| Short exercise |
Find and return each line containing "meer".
— Begin Material for this exercise —
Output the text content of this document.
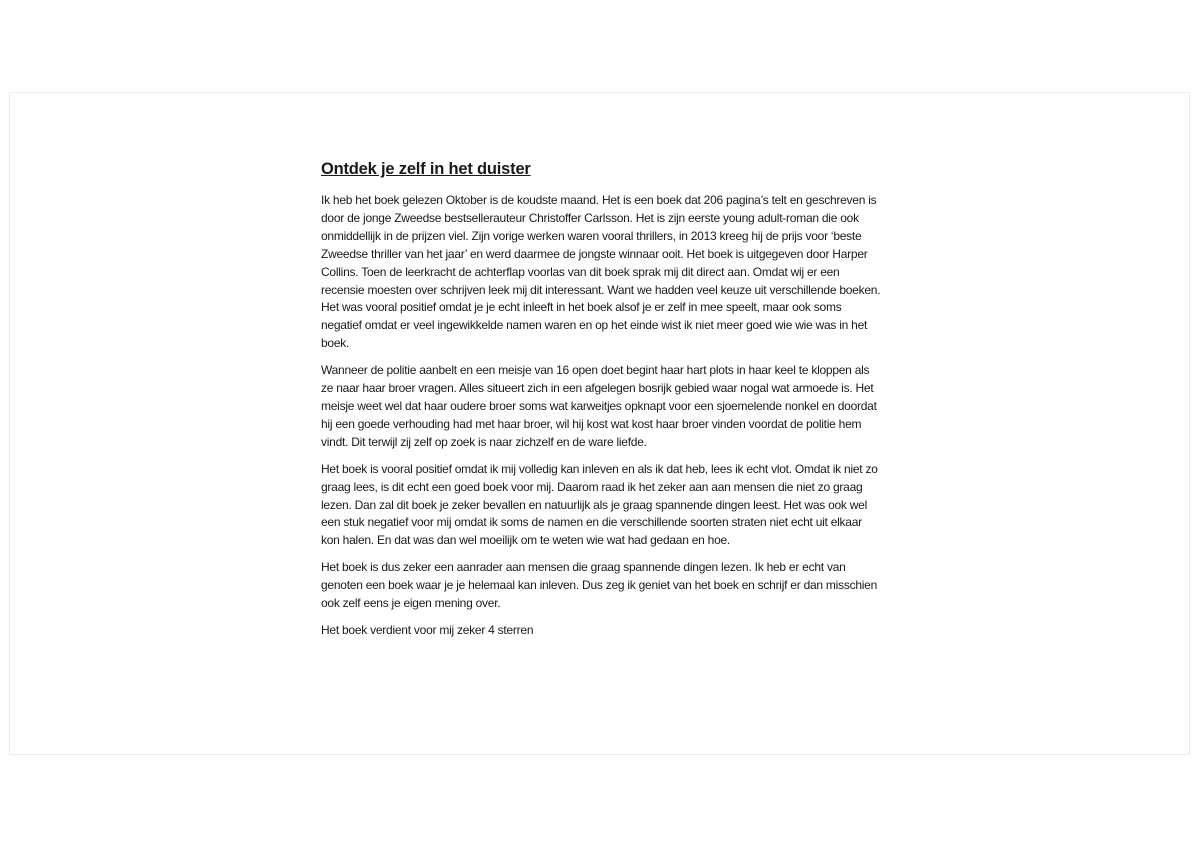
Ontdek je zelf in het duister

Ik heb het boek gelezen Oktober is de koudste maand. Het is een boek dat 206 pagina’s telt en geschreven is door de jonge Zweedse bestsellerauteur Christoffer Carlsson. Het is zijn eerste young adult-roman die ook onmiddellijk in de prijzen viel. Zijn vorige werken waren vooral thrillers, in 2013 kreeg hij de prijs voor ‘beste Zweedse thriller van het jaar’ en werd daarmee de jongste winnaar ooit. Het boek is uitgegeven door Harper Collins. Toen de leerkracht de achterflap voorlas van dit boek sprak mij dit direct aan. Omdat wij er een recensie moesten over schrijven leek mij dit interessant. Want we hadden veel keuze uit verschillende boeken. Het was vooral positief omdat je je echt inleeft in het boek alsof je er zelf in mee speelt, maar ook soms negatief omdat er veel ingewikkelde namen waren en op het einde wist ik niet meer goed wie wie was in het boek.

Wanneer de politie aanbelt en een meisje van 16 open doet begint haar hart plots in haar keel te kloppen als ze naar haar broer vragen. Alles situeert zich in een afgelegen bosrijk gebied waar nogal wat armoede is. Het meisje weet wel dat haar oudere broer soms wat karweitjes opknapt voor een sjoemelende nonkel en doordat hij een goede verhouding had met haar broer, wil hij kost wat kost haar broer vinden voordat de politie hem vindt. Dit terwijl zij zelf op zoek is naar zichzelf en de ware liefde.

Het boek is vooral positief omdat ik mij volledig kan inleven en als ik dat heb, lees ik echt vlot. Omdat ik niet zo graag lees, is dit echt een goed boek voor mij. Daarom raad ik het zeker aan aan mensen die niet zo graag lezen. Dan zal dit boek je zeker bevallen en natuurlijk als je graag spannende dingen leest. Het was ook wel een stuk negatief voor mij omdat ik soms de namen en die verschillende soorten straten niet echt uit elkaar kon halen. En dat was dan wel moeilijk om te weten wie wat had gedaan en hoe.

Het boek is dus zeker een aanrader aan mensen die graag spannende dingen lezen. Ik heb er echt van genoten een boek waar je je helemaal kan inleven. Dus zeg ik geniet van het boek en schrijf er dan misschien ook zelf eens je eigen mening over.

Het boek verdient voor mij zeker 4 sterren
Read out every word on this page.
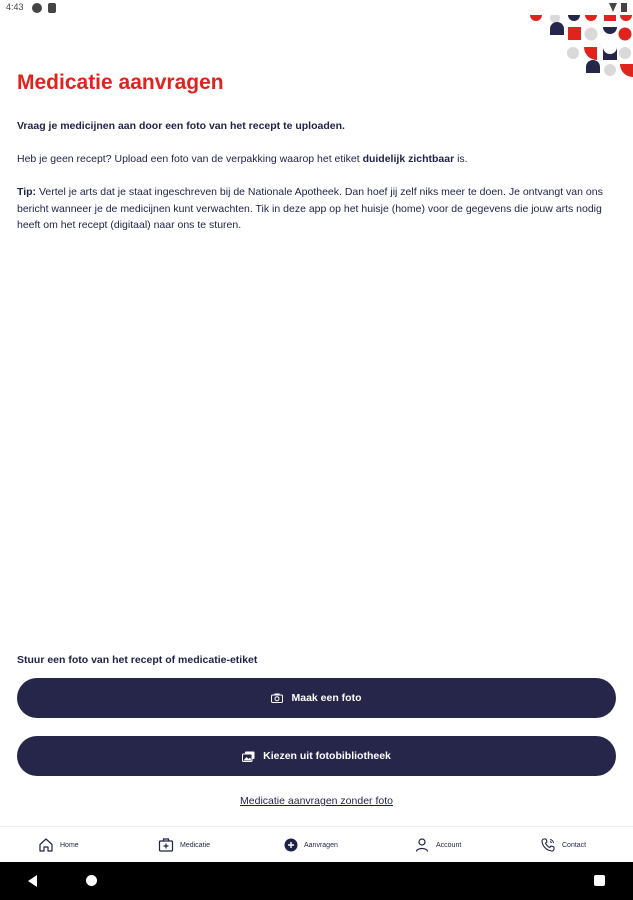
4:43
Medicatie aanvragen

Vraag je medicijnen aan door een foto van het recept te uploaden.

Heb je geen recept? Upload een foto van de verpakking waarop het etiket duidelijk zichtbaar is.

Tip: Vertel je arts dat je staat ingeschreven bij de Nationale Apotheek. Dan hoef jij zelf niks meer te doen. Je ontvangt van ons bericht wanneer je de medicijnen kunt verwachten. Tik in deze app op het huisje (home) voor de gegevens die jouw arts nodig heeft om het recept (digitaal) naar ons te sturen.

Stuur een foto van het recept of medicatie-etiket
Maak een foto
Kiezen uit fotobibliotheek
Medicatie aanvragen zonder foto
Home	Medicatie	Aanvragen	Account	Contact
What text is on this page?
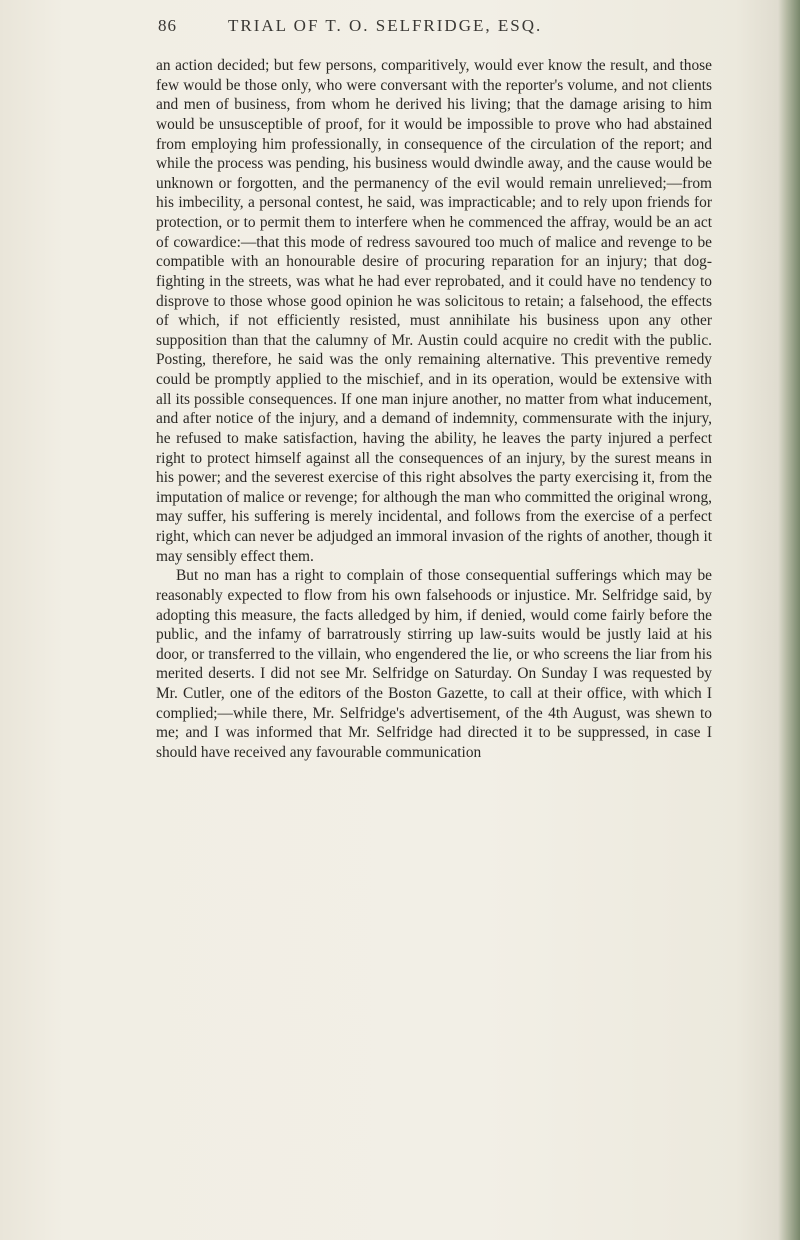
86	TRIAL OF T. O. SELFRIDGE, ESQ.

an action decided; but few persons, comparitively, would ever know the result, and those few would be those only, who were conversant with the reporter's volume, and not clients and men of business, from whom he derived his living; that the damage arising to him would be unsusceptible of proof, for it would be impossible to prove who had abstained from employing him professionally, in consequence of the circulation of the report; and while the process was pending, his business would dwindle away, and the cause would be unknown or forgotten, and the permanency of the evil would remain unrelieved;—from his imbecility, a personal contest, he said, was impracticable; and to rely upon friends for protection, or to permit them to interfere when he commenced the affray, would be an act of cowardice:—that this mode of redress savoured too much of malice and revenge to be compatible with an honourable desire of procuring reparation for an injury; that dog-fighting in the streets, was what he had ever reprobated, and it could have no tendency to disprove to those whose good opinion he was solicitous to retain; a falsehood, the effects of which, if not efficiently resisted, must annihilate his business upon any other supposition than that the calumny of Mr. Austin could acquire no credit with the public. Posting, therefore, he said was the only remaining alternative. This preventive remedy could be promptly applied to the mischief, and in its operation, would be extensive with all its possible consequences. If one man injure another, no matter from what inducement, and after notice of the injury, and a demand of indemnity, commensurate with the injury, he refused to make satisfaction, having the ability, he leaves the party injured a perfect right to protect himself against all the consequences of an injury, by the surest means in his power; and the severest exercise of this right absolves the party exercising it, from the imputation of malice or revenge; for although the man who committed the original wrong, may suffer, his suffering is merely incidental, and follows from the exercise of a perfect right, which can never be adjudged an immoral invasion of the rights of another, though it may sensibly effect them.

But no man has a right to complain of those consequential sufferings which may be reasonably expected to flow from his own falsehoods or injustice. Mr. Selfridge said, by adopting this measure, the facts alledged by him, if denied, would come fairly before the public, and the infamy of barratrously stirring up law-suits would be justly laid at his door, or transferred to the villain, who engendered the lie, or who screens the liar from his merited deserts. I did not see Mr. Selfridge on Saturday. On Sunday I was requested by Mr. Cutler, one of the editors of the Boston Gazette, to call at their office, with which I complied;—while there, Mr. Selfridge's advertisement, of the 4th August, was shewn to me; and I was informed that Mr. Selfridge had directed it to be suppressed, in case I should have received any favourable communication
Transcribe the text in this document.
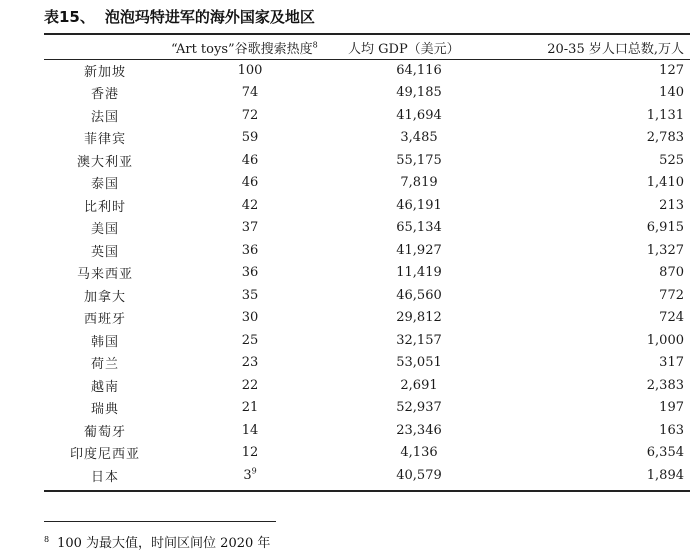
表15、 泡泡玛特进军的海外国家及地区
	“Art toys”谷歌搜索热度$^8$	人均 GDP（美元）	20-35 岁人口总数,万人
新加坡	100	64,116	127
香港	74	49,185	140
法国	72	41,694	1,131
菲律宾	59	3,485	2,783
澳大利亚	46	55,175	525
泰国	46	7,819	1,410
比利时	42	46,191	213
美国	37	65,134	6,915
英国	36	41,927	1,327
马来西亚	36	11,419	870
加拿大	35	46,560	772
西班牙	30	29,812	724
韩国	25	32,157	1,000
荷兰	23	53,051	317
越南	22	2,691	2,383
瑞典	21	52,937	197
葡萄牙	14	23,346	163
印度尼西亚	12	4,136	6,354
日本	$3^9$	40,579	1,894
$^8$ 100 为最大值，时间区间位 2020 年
— End Material for this exercise —
| Output for this task |
Ik heb het boek gelezen Oktober is de koudste maand. Het is een boek dat 206 pagina’s telt en geschreven is door de jonge Zweedse bestsellerauteur Christoffer Carlsson. Het is zijn eerste young adult-roman die ook onmiddellijk in de prijzen viel. Zijn vorige werken waren vooral thrillers, in 2013 kreeg hij de prijs voor ‘beste Zweedse thriller van het jaar’ en werd daarmee de jongste winnaar ooit. Het boek is uitgegeven door Harper Collins. Toen de leerkracht de achterflap voorlas van dit boek sprak mij dit direct aan. Omdat wij er een recensie moesten over schrijven leek mij dit interessant. Want we hadden veel keuze uit verschillende boeken. Het was vooral positief omdat je je echt inleeft in het boek alsof je er zelf in mee speelt, maar ook soms negatief omdat er veel ingewikkelde namen waren en op het einde wist ik niet meer goed wie wie was in het boek.
Tip: Vertel je arts dat je staat ingeschreven bij de Nationale Apotheek. Dan hoef jij zelf niks meer te doen. Je ontvangt van ons bericht wanneer je de medicijnen kunt verwachten. Tik in deze app op het huisje (home) voor de gegevens die jouw arts nodig heeft om het recept (digitaal) naar ons te sturen.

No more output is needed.